▸ Exercise requirements
Pick out every line that holds the string "high" and copy it.

Provided data start

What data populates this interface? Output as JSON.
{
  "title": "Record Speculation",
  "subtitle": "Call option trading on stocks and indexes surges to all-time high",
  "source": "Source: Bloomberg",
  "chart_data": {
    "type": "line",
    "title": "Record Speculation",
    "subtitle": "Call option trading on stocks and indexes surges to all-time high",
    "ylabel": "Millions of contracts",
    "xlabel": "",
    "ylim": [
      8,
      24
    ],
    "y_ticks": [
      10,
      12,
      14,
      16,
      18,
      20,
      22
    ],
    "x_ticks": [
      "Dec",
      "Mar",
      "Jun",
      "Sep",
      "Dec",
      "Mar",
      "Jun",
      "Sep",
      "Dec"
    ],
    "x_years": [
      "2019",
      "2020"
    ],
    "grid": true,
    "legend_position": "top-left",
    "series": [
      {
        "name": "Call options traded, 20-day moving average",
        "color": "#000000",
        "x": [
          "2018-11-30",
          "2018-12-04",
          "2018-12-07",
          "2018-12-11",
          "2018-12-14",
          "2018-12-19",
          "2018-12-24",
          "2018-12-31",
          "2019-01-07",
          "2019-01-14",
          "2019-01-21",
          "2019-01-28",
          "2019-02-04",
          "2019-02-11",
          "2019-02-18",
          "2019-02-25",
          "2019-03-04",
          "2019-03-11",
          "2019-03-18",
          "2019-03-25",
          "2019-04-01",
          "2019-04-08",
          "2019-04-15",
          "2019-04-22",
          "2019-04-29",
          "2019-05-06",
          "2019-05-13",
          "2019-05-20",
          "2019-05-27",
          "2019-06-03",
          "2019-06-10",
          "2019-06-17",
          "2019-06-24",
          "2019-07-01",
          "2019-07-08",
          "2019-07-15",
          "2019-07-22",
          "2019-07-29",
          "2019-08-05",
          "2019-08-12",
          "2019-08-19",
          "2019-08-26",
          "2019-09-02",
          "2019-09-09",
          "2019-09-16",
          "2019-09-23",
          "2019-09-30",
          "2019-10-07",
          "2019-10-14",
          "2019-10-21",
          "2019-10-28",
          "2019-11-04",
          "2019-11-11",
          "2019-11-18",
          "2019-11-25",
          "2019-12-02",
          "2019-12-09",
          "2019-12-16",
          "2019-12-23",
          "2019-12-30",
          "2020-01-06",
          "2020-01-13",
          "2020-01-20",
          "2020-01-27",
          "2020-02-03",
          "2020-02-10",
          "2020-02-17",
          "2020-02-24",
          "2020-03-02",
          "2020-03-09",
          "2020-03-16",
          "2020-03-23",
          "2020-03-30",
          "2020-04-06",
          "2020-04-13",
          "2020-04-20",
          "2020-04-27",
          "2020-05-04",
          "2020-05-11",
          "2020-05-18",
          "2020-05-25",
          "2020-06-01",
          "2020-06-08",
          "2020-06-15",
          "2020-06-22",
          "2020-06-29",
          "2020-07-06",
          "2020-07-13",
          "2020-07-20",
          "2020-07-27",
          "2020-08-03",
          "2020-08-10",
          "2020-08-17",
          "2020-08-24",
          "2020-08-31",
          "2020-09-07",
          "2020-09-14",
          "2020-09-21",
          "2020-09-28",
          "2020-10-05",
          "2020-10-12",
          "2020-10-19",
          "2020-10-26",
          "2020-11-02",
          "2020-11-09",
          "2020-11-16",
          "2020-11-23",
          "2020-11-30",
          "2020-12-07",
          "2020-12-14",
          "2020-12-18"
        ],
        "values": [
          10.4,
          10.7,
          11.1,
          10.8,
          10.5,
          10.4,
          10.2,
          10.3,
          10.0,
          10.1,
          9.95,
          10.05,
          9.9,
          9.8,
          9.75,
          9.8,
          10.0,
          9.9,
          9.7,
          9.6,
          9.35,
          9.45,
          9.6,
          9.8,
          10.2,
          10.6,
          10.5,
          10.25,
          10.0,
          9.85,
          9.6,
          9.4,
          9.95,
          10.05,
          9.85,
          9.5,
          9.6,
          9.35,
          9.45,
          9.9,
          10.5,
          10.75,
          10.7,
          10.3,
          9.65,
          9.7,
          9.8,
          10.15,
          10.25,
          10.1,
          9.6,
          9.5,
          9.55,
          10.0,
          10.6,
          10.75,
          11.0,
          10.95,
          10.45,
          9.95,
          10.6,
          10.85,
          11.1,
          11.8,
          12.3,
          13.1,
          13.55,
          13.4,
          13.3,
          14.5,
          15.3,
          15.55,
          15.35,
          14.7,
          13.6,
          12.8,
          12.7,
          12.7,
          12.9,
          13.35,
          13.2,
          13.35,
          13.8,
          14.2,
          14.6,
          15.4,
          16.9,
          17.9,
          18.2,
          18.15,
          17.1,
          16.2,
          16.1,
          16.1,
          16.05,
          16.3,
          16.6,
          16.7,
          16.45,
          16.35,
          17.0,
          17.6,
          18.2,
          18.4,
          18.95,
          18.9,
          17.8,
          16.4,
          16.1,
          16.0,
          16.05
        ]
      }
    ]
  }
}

Provided data end

▸ The completed task
  "subtitle": "Call option trading on stocks and indexes surges to all-time high",
    "subtitle": "Call option trading on stocks and indexes surges to all-time high",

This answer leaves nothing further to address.